**Material provided:**
______________________________

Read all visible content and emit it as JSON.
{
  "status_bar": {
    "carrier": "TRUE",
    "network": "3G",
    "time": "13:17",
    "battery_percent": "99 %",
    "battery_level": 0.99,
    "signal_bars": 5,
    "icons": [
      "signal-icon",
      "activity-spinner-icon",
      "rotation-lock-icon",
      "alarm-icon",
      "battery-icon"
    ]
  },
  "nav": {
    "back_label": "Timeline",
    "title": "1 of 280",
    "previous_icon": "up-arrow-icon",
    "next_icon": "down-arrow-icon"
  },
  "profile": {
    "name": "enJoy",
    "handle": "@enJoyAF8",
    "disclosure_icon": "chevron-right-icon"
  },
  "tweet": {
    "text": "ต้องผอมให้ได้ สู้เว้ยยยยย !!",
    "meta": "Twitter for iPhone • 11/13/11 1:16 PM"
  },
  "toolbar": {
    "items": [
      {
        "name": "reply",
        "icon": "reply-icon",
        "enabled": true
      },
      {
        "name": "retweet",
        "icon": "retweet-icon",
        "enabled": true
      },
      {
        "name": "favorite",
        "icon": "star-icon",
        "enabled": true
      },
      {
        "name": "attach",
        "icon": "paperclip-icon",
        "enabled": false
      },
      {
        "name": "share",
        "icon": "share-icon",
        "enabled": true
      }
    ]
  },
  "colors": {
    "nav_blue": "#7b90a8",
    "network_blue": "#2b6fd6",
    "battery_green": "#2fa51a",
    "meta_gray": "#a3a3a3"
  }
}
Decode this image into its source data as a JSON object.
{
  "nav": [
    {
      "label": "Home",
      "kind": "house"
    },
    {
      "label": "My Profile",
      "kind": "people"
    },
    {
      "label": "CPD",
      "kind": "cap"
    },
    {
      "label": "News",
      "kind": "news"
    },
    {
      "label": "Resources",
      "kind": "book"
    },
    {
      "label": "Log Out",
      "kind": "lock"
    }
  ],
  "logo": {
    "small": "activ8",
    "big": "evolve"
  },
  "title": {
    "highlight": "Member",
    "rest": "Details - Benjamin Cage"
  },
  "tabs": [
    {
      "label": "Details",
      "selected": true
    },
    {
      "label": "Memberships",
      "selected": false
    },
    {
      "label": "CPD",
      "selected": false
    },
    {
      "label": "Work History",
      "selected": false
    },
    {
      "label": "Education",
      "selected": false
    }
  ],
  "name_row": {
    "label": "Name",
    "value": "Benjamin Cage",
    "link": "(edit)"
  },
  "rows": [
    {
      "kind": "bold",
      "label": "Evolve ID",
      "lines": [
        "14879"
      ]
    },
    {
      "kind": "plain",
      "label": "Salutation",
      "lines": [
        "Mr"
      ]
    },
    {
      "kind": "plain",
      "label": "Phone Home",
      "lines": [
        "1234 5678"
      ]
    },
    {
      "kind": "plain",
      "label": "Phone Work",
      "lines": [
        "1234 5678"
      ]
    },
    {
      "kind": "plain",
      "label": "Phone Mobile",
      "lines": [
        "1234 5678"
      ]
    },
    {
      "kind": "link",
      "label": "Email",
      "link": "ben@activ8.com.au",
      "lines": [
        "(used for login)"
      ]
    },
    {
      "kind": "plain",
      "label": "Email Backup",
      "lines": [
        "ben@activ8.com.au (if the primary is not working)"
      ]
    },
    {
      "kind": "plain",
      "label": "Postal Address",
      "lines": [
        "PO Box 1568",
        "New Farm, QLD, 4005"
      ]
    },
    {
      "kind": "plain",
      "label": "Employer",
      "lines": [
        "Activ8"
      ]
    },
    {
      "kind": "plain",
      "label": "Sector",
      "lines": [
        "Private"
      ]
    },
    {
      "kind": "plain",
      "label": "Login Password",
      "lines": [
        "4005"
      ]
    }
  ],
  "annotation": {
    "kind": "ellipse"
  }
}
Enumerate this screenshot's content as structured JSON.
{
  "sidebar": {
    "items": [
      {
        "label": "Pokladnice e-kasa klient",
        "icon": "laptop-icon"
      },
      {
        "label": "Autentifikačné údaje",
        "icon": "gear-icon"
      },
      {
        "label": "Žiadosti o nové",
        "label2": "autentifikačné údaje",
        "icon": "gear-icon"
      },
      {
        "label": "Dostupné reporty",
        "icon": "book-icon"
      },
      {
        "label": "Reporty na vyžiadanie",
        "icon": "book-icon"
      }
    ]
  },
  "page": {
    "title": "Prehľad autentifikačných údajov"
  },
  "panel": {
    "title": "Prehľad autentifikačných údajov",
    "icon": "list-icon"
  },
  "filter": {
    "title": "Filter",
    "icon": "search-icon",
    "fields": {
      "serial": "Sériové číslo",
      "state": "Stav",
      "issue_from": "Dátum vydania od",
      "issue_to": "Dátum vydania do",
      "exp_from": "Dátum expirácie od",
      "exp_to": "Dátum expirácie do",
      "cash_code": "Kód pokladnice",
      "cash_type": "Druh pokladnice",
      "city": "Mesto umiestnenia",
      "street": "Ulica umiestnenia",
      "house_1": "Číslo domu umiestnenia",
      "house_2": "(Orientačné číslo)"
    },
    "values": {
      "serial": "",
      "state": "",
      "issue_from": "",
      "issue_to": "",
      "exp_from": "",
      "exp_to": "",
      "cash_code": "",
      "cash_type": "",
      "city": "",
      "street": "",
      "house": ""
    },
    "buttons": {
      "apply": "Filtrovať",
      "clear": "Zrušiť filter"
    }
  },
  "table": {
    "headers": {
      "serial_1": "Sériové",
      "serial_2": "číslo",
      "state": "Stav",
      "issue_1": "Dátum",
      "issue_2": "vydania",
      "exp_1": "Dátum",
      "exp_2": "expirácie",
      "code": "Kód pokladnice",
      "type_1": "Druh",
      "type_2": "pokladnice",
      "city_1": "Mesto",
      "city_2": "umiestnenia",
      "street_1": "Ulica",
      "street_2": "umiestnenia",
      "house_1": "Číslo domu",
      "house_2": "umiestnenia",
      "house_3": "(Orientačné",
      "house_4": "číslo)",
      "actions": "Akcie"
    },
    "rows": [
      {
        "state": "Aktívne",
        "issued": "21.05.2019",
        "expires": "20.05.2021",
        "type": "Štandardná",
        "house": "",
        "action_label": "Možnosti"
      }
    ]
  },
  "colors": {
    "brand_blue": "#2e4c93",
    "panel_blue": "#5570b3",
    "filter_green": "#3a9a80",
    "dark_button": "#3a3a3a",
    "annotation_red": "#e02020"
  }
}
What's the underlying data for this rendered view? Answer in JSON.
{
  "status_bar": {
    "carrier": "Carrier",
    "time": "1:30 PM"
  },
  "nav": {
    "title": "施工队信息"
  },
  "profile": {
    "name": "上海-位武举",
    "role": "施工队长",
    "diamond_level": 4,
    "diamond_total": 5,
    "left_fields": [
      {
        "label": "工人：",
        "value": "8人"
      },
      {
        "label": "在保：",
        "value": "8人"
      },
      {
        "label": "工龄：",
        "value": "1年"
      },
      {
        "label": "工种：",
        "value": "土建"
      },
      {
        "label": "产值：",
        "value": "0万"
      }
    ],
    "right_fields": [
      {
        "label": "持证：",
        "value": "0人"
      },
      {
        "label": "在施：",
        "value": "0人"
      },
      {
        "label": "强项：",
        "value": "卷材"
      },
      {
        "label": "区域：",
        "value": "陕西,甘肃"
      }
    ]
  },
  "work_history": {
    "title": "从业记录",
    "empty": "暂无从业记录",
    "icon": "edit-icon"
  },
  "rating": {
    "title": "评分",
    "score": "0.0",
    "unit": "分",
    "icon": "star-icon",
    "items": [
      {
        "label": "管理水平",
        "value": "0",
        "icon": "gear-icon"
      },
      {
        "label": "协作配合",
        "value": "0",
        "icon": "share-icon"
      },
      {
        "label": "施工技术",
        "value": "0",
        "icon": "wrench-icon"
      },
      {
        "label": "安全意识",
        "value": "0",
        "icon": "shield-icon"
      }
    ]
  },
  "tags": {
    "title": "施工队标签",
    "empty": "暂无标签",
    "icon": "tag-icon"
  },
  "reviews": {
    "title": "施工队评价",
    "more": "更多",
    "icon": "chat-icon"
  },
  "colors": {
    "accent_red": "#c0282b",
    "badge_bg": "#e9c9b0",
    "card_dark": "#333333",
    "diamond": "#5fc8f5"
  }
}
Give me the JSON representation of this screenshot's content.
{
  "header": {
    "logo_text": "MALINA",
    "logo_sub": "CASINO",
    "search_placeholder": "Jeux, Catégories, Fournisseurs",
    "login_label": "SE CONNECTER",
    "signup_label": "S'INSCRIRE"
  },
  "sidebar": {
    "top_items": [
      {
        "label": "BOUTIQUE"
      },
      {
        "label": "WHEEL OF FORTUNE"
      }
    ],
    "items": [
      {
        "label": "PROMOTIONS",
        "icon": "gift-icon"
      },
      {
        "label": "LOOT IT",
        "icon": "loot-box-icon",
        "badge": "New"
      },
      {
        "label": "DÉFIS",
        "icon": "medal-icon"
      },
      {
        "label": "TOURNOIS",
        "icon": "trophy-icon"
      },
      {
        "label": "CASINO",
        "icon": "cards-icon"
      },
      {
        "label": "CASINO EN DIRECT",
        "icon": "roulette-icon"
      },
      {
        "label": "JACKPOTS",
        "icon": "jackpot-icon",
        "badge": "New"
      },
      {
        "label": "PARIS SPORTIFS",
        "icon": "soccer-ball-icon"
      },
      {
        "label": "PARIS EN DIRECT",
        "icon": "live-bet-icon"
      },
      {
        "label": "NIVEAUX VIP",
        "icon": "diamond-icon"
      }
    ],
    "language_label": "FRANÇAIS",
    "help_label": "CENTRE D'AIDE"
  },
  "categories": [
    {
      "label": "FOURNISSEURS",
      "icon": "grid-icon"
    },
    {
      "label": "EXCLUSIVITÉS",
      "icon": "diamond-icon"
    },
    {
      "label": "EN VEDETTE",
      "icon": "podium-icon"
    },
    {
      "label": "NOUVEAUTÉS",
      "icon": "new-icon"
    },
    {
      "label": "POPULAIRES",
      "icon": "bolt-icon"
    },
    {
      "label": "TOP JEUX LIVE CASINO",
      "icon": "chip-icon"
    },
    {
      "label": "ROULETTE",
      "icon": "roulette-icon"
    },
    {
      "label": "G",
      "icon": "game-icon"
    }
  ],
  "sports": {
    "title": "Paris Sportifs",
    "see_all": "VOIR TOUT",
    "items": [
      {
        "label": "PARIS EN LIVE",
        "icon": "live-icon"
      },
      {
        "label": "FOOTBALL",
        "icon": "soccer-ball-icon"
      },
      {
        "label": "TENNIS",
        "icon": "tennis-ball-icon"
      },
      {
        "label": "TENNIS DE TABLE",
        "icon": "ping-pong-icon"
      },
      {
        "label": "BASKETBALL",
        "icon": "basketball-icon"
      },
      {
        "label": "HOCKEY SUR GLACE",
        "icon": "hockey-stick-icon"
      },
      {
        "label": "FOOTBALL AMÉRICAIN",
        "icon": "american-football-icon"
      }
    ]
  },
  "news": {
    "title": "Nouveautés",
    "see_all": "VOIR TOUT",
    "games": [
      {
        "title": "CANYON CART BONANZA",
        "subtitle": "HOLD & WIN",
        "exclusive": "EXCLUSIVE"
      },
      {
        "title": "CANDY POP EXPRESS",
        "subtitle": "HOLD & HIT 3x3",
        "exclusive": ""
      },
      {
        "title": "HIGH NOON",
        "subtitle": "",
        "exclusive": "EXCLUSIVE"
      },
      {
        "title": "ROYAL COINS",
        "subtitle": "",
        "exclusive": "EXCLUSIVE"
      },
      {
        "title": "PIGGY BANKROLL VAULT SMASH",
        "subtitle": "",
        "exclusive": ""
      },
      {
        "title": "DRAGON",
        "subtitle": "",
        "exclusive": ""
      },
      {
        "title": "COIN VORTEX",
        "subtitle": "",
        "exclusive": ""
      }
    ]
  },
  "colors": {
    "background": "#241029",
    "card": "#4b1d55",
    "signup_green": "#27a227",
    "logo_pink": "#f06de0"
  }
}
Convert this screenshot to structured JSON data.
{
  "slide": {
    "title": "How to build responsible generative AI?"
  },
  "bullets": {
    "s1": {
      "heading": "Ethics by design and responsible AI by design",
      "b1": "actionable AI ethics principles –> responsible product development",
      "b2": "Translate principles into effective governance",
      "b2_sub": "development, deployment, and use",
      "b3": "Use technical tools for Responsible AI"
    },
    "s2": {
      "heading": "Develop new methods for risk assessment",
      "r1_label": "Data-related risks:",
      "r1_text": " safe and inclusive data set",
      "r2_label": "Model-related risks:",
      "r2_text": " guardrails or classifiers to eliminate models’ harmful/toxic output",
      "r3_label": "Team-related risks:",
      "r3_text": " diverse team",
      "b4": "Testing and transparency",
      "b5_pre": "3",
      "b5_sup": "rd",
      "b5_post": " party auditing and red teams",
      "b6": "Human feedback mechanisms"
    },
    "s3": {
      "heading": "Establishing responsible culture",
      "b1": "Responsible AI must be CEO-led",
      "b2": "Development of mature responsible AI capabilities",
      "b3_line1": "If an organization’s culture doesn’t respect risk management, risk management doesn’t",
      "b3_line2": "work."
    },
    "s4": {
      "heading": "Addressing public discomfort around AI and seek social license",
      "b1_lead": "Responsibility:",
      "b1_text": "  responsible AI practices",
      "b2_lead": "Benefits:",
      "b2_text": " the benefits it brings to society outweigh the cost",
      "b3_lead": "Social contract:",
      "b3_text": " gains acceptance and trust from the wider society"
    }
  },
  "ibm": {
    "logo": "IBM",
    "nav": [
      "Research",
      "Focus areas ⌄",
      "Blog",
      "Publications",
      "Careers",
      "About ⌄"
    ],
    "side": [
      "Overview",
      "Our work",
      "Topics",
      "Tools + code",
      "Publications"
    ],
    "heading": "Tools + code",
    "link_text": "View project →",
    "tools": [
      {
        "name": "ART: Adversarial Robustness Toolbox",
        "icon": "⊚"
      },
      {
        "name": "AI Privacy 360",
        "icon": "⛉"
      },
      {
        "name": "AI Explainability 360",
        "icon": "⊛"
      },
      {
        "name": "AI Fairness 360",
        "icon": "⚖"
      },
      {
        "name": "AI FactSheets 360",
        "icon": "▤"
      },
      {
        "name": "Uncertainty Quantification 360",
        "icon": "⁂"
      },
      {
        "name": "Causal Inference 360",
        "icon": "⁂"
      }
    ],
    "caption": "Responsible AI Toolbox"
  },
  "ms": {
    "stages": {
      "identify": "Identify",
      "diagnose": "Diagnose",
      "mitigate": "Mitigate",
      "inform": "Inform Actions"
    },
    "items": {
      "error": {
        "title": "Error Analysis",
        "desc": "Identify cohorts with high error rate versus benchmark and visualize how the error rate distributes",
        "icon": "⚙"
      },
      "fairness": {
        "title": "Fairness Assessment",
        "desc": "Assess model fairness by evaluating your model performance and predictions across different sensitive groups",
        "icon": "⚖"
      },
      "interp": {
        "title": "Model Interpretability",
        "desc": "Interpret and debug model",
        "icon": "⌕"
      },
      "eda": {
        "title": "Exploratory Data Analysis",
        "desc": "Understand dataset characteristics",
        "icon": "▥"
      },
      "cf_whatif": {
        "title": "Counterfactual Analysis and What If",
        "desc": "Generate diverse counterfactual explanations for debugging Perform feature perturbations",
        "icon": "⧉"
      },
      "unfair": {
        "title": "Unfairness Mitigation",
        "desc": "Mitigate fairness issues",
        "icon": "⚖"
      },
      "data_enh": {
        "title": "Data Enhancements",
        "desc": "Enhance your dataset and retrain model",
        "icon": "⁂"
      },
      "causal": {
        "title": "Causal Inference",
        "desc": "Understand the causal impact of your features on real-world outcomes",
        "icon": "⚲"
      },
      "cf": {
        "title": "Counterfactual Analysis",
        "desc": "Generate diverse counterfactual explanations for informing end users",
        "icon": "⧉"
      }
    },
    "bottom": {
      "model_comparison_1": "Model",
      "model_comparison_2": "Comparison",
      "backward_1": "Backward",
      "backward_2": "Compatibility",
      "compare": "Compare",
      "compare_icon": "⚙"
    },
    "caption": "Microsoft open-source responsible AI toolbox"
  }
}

______________________________

Identify all lines where the word "Analysis" shows up. Copy them.

**Solution for this problem:**
        "title": "Error Analysis",
        "title": "Exploratory Data Analysis",
        "title": "Counterfactual Analysis and What If",
        "title": "Counterfactual Analysis",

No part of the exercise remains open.